| Brief |
Of all the lines in the data below, how many contain "Substitute"? Report that number alone.

| Data section |

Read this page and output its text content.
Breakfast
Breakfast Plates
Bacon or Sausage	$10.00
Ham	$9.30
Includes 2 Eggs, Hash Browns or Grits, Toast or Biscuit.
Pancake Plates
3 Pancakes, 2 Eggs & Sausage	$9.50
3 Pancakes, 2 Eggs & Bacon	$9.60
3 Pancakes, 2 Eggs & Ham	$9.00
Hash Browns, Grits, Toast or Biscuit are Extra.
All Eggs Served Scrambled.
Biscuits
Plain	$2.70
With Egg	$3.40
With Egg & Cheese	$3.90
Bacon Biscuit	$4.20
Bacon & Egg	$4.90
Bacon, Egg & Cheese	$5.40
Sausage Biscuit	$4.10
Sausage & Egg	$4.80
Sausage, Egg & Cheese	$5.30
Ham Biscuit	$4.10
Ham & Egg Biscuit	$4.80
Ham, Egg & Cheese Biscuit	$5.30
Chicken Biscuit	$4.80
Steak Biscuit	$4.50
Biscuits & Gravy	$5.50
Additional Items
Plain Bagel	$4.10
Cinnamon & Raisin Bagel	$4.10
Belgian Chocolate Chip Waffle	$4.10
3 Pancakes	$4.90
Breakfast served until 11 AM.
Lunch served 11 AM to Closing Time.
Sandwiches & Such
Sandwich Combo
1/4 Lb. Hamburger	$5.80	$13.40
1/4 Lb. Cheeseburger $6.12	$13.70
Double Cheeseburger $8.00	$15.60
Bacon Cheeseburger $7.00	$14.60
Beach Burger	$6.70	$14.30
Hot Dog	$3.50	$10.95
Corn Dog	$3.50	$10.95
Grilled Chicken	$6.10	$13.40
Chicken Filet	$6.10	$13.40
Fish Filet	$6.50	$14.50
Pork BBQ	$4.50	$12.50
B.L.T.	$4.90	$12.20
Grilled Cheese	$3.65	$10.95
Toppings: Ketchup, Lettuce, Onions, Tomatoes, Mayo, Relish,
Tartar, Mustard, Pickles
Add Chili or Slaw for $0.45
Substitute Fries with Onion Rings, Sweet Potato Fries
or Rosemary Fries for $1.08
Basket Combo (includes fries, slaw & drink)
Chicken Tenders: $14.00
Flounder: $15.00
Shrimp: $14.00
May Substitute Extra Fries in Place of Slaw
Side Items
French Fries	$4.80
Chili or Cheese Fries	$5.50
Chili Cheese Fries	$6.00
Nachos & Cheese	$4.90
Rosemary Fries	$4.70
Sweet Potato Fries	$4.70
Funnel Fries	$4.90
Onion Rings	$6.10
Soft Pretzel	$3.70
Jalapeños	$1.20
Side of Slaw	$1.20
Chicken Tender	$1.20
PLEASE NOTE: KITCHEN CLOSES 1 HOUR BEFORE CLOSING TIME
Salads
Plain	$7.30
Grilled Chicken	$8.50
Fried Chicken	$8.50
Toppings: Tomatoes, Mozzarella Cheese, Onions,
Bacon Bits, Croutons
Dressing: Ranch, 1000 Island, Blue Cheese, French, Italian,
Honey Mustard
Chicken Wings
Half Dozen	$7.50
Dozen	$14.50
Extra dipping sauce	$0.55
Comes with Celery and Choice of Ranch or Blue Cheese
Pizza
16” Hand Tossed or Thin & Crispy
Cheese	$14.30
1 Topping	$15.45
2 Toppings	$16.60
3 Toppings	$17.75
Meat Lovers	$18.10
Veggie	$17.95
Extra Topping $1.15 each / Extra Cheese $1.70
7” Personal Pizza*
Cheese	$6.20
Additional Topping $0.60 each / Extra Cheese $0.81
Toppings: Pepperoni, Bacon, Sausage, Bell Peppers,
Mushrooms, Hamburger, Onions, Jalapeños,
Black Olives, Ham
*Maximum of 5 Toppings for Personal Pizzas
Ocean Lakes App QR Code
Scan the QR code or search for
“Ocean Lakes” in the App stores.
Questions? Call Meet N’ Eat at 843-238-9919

| Solution below |
2